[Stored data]
---------------
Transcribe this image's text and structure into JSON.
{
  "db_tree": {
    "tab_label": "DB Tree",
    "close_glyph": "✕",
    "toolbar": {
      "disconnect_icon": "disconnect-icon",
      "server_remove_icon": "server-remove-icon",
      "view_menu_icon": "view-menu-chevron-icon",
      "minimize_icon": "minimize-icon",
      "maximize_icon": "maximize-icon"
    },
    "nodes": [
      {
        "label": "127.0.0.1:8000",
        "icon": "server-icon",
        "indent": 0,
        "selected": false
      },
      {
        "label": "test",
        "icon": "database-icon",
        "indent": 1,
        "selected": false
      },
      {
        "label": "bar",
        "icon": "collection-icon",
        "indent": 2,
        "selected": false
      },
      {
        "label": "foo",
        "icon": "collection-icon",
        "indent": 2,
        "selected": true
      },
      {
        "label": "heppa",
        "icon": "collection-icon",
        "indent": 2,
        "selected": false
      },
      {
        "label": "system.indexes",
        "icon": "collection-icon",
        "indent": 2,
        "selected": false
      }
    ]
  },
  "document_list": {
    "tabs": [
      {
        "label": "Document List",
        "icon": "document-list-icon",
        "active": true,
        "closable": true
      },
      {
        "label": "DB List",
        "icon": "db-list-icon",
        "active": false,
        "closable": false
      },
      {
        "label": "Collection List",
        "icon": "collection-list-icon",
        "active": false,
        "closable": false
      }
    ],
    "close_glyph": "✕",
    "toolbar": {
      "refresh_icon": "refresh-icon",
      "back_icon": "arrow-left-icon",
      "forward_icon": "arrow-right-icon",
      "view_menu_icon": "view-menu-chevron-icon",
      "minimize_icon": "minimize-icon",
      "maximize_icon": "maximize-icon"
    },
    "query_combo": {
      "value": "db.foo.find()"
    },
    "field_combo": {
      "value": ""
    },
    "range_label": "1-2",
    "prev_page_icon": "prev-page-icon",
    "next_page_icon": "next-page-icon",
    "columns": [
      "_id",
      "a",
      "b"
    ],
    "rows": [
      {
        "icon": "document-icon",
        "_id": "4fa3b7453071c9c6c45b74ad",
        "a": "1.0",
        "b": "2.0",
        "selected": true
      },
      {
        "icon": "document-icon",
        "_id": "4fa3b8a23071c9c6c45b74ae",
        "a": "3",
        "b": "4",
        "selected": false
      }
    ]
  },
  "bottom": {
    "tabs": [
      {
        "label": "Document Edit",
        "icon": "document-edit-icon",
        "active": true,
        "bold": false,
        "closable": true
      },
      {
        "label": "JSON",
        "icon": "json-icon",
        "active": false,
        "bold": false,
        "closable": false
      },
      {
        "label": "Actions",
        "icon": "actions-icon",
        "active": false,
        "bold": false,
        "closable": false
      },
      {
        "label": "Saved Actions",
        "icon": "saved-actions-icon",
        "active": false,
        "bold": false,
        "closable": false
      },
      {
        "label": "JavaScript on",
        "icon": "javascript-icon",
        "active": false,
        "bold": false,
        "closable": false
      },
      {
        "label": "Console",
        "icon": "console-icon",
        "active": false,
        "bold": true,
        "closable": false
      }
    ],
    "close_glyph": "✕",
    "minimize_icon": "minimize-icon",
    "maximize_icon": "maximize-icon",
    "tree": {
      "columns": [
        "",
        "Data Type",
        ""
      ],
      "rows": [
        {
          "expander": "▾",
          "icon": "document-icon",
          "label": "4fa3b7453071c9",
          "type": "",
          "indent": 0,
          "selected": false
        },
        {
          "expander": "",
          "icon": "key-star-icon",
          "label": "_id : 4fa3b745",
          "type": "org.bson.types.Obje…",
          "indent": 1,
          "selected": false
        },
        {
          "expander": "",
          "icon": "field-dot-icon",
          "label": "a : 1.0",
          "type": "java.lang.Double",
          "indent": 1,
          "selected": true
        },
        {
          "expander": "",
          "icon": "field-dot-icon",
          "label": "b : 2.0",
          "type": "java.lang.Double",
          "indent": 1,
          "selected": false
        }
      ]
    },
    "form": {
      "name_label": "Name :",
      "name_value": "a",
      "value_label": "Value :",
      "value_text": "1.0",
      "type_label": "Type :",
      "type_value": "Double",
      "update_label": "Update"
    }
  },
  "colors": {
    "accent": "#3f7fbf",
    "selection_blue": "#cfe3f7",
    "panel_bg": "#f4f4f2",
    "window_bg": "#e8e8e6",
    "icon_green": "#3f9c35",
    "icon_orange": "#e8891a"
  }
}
---------------
Your goal >> Your task is to retype all of the records exactly.

Exercise response >>
Transcribe this image's text and structure into JSON.
{
  "db_tree": {
    "tab_label": "DB Tree",
    "close_glyph": "✕",
    "toolbar": {
      "disconnect_icon": "disconnect-icon",
      "server_remove_icon": "server-remove-icon",
      "view_menu_icon": "view-menu-chevron-icon",
      "minimize_icon": "minimize-icon",
      "maximize_icon": "maximize-icon"
    },
    "nodes": [
      {
        "label": "127.0.0.1:8000",
        "icon": "server-icon",
        "indent": 0,
        "selected": false
      },
      {
        "label": "test",
        "icon": "database-icon",
        "indent": 1,
        "selected": false
      },
      {
        "label": "bar",
        "icon": "collection-icon",
        "indent": 2,
        "selected": false
      },
      {
        "label": "foo",
        "icon": "collection-icon",
        "indent": 2,
        "selected": true
      },
      {
        "label": "heppa",
        "icon": "collection-icon",
        "indent": 2,
        "selected": false
      },
      {
        "label": "system.indexes",
        "icon": "collection-icon",
        "indent": 2,
        "selected": false
      }
    ]
  },
  "document_list": {
    "tabs": [
      {
        "label": "Document List",
        "icon": "document-list-icon",
        "active": true,
        "closable": true
      },
      {
        "label": "DB List",
        "icon": "db-list-icon",
        "active": false,
        "closable": false
      },
      {
        "label": "Collection List",
        "icon": "collection-list-icon",
        "active": false,
        "closable": false
      }
    ],
    "close_glyph": "✕",
    "toolbar": {
      "refresh_icon": "refresh-icon",
      "back_icon": "arrow-left-icon",
      "forward_icon": "arrow-right-icon",
      "view_menu_icon": "view-menu-chevron-icon",
      "minimize_icon": "minimize-icon",
      "maximize_icon": "maximize-icon"
    },
    "query_combo": {
      "value": "db.foo.find()"
    },
    "field_combo": {
      "value": ""
    },
    "range_label": "1-2",
    "prev_page_icon": "prev-page-icon",
    "next_page_icon": "next-page-icon",
    "columns": [
      "_id",
      "a",
      "b"
    ],
    "rows": [
      {
        "icon": "document-icon",
        "_id": "4fa3b7453071c9c6c45b74ad",
        "a": "1.0",
        "b": "2.0",
        "selected": true
      },
      {
        "icon": "document-icon",
        "_id": "4fa3b8a23071c9c6c45b74ae",
        "a": "3",
        "b": "4",
        "selected": false
      }
    ]
  },
  "bottom": {
    "tabs": [
      {
        "label": "Document Edit",
        "icon": "document-edit-icon",
        "active": true,
        "bold": false,
        "closable": true
      },
      {
        "label": "JSON",
        "icon": "json-icon",
        "active": false,
        "bold": false,
        "closable": false
      },
      {
        "label": "Actions",
        "icon": "actions-icon",
        "active": false,
        "bold": false,
        "closable": false
      },
      {
        "label": "Saved Actions",
        "icon": "saved-actions-icon",
        "active": false,
        "bold": false,
        "closable": false
      },
      {
        "label": "JavaScript on",
        "icon": "javascript-icon",
        "active": false,
        "bold": false,
        "closable": false
      },
      {
        "label": "Console",
        "icon": "console-icon",
        "active": false,
        "bold": true,
        "closable": false
      }
    ],
    "close_glyph": "✕",
    "minimize_icon": "minimize-icon",
    "maximize_icon": "maximize-icon",
    "tree": {
      "columns": [
        "",
        "Data Type",
        ""
      ],
      "rows": [
        {
          "expander": "▾",
          "icon": "document-icon",
          "label": "4fa3b7453071c9",
          "type": "",
          "indent": 0,
          "selected": false
        },
        {
          "expander": "",
          "icon": "key-star-icon",
          "label": "_id : 4fa3b745",
          "type": "org.bson.types.Obje…",
          "indent": 1,
          "selected": false
        },
        {
          "expander": "",
          "icon": "field-dot-icon",
          "label": "a : 1.0",
          "type": "java.lang.Double",
          "indent": 1,
          "selected": true
        },
        {
          "expander": "",
          "icon": "field-dot-icon",
          "label": "b : 2.0",
          "type": "java.lang.Double",
          "indent": 1,
          "selected": false
        }
      ]
    },
    "form": {
      "name_label": "Name :",
      "name_value": "a",
      "value_label": "Value :",
      "value_text": "1.0",
      "type_label": "Type :",
      "type_value": "Double",
      "update_label": "Update"
    }
  },
  "colors": {
    "accent": "#3f7fbf",
    "selection_blue": "#cfe3f7",
    "panel_bg": "#f4f4f2",
    "window_bg": "#e8e8e6",
    "icon_green": "#3f9c35",
    "icon_orange": "#e8891a"
  }
}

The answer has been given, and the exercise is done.